Entries with figure data:
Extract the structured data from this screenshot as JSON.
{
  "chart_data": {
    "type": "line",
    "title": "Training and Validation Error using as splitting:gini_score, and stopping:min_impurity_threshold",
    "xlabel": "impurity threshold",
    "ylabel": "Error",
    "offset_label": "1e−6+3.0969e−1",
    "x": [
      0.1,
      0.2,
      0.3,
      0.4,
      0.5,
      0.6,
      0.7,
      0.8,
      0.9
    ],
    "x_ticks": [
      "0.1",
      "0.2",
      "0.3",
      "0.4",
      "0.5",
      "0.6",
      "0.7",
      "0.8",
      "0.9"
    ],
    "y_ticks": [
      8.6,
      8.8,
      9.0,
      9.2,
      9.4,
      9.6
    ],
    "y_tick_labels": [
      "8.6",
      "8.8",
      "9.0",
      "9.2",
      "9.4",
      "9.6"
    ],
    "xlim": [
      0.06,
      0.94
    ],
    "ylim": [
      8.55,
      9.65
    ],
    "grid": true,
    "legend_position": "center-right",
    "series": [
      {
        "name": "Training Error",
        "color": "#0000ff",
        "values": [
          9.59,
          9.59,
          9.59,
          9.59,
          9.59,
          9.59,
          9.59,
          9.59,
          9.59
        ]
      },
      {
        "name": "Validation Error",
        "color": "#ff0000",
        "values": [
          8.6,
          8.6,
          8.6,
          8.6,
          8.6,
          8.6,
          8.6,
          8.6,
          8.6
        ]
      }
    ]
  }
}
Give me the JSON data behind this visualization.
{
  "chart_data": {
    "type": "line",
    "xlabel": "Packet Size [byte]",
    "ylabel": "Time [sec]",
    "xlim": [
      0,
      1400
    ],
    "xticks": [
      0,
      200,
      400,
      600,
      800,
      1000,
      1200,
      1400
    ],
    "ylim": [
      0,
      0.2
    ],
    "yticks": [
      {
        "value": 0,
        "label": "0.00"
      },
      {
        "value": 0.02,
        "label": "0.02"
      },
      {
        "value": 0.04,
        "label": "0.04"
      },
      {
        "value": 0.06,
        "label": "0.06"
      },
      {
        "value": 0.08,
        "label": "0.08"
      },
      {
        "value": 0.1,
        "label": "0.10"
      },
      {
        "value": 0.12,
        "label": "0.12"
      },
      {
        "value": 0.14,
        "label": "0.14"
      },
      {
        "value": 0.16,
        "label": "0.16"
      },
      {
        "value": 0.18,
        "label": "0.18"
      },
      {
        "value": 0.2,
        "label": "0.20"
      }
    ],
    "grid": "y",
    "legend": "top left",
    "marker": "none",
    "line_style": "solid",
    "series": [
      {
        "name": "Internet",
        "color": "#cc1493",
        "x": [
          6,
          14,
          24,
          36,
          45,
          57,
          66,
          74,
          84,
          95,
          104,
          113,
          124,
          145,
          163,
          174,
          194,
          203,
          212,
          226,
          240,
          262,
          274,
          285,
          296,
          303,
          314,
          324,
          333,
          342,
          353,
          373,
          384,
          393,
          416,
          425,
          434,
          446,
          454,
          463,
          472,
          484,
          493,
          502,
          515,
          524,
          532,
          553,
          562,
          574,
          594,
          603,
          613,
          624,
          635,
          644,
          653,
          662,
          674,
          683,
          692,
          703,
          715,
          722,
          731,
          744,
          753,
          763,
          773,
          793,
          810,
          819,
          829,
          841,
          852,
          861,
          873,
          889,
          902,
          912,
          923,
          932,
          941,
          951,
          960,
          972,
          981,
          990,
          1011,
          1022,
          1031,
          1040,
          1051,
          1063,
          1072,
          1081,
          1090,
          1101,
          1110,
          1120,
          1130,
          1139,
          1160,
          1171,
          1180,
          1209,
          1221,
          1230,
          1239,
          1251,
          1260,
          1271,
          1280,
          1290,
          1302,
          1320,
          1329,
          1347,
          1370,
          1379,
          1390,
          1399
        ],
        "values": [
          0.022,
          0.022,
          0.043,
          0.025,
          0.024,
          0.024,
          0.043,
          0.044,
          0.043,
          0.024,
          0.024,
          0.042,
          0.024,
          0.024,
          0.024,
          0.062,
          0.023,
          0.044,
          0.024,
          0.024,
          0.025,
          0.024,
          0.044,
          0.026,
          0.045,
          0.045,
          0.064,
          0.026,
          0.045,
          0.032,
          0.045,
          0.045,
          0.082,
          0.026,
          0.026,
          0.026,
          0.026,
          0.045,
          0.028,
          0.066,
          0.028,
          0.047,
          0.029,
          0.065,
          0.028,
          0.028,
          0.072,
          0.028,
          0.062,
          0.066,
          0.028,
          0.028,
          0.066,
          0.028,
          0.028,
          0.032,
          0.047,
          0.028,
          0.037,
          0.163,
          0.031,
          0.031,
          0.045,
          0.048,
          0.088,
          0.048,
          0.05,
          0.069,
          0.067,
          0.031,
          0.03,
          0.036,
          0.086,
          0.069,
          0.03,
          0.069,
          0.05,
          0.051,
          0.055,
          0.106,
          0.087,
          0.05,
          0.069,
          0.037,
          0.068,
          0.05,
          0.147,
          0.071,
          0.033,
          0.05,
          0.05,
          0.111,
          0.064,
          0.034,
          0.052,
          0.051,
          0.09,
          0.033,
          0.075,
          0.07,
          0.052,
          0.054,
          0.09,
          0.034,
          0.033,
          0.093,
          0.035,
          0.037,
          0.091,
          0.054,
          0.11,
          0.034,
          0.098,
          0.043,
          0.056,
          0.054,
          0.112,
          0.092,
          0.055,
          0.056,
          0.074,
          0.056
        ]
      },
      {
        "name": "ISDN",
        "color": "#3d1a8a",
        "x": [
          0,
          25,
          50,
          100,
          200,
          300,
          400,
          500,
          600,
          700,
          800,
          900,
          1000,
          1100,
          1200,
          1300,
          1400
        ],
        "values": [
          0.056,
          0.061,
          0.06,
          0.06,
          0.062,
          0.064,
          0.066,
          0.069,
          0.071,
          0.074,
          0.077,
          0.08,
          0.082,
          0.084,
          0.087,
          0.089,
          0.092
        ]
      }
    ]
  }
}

* * *

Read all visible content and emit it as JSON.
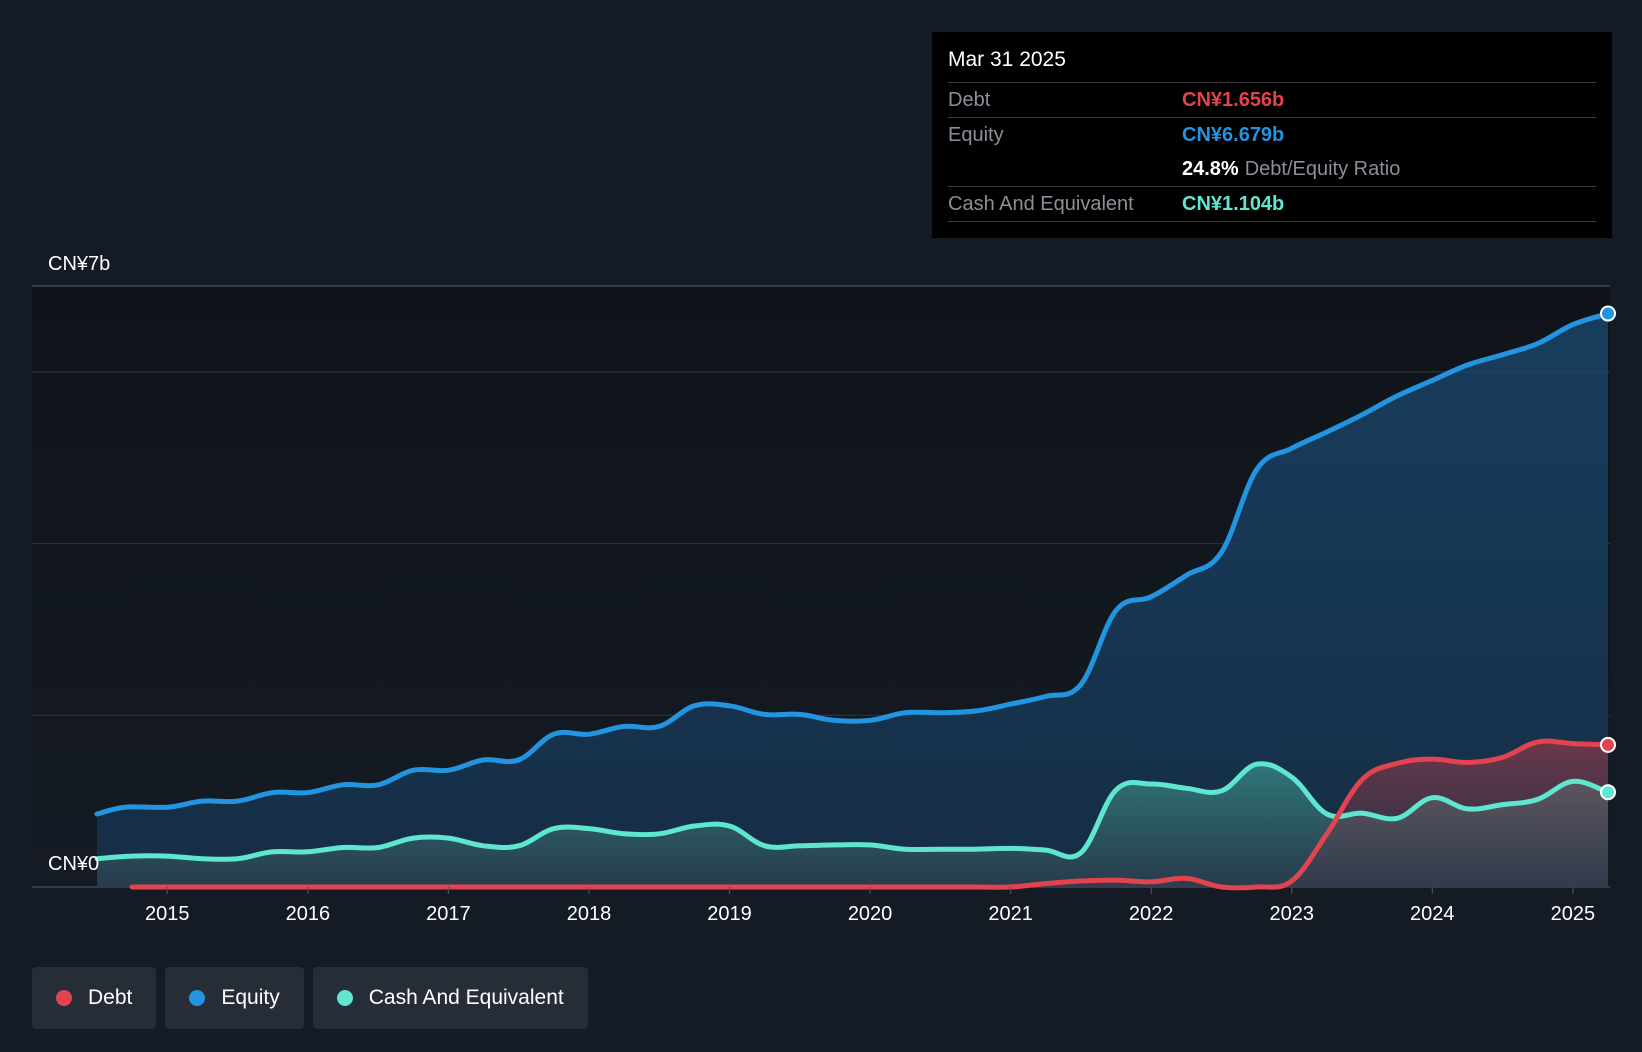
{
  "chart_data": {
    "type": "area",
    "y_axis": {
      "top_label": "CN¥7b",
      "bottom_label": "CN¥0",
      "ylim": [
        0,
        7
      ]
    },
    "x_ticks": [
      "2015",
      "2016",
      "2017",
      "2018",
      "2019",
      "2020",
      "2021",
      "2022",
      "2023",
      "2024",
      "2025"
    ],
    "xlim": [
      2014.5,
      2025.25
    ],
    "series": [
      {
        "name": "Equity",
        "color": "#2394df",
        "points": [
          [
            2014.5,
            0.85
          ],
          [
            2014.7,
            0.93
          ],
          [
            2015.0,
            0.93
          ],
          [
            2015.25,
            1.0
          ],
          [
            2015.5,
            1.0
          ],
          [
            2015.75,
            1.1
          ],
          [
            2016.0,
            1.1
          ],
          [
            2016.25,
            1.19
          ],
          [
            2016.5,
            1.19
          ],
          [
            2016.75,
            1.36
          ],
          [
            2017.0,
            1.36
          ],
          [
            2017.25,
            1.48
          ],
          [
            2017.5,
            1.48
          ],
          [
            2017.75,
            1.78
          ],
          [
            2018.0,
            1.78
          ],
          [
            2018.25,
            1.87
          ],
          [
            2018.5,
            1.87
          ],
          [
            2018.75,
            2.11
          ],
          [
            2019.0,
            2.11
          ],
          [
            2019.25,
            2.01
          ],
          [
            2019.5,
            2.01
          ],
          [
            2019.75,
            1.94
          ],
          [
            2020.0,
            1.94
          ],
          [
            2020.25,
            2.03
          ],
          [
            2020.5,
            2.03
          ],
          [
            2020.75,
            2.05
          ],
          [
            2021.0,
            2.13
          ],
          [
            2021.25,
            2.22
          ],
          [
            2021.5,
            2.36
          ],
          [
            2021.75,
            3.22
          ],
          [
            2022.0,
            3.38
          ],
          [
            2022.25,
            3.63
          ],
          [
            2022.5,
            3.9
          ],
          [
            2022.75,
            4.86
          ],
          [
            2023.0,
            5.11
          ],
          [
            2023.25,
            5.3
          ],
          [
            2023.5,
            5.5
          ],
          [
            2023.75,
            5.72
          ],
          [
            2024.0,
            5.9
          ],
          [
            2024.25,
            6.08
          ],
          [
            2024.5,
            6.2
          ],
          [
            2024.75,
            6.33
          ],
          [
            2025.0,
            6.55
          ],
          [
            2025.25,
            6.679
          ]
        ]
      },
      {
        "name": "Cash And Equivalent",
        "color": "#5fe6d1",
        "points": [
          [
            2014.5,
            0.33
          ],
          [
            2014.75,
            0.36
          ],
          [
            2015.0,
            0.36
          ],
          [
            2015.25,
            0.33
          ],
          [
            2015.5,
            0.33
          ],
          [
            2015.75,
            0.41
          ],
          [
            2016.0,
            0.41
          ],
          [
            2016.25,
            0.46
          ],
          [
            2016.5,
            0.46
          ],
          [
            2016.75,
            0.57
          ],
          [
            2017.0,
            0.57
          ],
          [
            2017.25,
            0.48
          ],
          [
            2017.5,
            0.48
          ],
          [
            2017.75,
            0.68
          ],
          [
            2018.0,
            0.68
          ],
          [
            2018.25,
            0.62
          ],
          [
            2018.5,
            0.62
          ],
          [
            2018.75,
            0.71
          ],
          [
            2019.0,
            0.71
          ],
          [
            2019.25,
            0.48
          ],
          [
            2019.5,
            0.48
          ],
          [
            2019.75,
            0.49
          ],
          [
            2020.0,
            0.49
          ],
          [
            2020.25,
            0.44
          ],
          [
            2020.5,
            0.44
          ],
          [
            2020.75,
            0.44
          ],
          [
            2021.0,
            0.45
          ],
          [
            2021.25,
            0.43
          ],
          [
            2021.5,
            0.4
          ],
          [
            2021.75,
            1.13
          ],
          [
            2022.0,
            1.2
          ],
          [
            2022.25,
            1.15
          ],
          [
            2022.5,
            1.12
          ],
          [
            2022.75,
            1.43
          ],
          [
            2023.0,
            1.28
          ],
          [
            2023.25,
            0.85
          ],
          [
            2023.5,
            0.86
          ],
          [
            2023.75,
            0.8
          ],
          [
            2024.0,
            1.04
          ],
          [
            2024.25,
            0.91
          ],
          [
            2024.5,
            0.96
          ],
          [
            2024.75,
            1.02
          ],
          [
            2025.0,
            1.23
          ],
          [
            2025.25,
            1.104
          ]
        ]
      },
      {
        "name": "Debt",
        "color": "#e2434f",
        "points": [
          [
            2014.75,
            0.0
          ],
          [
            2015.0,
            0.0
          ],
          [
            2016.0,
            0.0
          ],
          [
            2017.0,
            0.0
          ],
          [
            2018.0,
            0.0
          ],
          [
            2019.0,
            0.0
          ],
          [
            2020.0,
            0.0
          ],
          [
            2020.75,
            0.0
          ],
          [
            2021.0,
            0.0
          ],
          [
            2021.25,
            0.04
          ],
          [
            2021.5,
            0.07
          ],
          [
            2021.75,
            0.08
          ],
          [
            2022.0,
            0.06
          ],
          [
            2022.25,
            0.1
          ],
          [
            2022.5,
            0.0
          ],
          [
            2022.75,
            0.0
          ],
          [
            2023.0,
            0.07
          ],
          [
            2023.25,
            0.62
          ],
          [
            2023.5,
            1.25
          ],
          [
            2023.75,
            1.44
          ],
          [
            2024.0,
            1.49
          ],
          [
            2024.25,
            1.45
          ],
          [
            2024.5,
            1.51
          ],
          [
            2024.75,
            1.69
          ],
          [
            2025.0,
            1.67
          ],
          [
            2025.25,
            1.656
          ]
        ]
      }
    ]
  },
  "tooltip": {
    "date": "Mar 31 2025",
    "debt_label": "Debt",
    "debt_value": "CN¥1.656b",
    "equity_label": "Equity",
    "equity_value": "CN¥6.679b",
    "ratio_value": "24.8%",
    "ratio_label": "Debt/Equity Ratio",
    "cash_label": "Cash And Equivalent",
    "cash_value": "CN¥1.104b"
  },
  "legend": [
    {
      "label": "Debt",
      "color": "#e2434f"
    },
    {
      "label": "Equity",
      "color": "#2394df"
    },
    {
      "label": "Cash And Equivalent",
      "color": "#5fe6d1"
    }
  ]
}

__Task brief__
Among the records above, find each line holding the string "Equivalent" and pull it out.

__Solution__
        "name": "Cash And Equivalent",
    "cash_label": "Cash And Equivalent",
      "label": "Cash And Equivalent",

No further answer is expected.